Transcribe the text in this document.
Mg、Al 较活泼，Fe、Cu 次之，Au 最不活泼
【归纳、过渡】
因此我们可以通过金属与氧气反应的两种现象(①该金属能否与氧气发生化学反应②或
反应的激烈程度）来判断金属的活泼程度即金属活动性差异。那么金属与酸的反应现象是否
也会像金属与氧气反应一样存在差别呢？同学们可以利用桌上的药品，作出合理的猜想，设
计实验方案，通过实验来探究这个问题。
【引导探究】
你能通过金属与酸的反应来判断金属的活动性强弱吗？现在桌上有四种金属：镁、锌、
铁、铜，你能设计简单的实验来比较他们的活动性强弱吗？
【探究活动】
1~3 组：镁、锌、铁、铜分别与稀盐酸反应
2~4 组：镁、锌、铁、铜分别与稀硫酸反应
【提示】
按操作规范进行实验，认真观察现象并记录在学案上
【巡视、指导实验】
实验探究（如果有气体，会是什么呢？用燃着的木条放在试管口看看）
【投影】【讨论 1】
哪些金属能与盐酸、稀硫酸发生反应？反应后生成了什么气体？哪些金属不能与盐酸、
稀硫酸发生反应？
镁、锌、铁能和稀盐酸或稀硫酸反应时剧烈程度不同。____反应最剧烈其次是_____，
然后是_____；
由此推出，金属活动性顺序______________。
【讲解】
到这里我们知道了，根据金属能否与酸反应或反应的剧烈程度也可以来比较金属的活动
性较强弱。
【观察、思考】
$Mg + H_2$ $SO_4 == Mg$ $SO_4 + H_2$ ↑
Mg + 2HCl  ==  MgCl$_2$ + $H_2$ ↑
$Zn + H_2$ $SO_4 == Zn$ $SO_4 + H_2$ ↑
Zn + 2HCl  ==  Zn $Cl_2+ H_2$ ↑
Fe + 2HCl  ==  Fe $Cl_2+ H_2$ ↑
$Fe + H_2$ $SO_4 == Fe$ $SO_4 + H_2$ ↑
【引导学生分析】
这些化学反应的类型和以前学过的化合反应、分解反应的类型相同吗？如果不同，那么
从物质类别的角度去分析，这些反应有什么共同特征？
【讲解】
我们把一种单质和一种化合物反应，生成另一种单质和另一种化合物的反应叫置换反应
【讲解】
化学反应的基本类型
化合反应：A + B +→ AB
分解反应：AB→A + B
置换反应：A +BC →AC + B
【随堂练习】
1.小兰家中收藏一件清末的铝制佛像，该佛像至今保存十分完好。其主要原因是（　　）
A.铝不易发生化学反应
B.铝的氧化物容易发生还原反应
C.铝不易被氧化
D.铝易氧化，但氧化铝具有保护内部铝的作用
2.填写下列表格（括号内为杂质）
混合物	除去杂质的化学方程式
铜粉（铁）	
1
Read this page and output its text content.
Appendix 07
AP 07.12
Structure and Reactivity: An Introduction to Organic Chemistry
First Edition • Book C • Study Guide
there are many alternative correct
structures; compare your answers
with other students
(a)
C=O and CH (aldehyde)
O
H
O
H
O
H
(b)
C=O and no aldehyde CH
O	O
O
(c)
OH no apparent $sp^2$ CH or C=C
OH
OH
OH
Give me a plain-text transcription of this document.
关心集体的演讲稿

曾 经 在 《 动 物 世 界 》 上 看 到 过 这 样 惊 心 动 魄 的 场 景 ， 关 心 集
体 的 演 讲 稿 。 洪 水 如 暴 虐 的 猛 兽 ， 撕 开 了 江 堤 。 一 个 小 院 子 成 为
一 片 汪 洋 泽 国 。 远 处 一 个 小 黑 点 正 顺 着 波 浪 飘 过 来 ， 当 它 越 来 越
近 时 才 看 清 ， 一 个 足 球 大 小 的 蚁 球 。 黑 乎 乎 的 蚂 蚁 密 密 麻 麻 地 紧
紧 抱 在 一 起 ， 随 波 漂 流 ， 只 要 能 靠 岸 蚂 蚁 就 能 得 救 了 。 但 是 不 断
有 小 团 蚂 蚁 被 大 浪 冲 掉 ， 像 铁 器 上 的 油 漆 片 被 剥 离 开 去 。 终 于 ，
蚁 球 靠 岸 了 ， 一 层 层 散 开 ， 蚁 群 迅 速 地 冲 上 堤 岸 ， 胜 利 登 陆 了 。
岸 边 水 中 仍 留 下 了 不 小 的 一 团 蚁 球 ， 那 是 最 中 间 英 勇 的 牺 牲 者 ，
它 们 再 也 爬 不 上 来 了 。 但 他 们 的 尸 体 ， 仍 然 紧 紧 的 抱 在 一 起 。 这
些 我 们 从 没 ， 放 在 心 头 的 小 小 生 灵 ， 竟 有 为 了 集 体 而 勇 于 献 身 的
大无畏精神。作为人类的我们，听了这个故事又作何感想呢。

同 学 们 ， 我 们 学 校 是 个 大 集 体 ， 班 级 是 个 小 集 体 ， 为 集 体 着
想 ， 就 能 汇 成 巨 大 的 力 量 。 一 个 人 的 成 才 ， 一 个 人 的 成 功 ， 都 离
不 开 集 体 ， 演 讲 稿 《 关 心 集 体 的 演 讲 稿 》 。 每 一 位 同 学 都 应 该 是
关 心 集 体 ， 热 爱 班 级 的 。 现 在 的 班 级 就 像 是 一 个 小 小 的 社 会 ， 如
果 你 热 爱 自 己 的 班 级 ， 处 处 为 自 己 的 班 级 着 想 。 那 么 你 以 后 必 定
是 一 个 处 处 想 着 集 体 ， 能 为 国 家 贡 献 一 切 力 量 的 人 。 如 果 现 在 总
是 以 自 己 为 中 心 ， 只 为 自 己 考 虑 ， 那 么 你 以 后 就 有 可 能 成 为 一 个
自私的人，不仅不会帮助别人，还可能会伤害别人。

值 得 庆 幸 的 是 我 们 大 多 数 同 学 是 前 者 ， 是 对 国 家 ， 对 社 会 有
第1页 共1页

WHAT THE TASK ASKS
Show every line above in which the word "text" occurs.

TASK ANSWER
Transcribe the text in this document.
Read this page and output its text content.
Give me a plain-text transcription of this document.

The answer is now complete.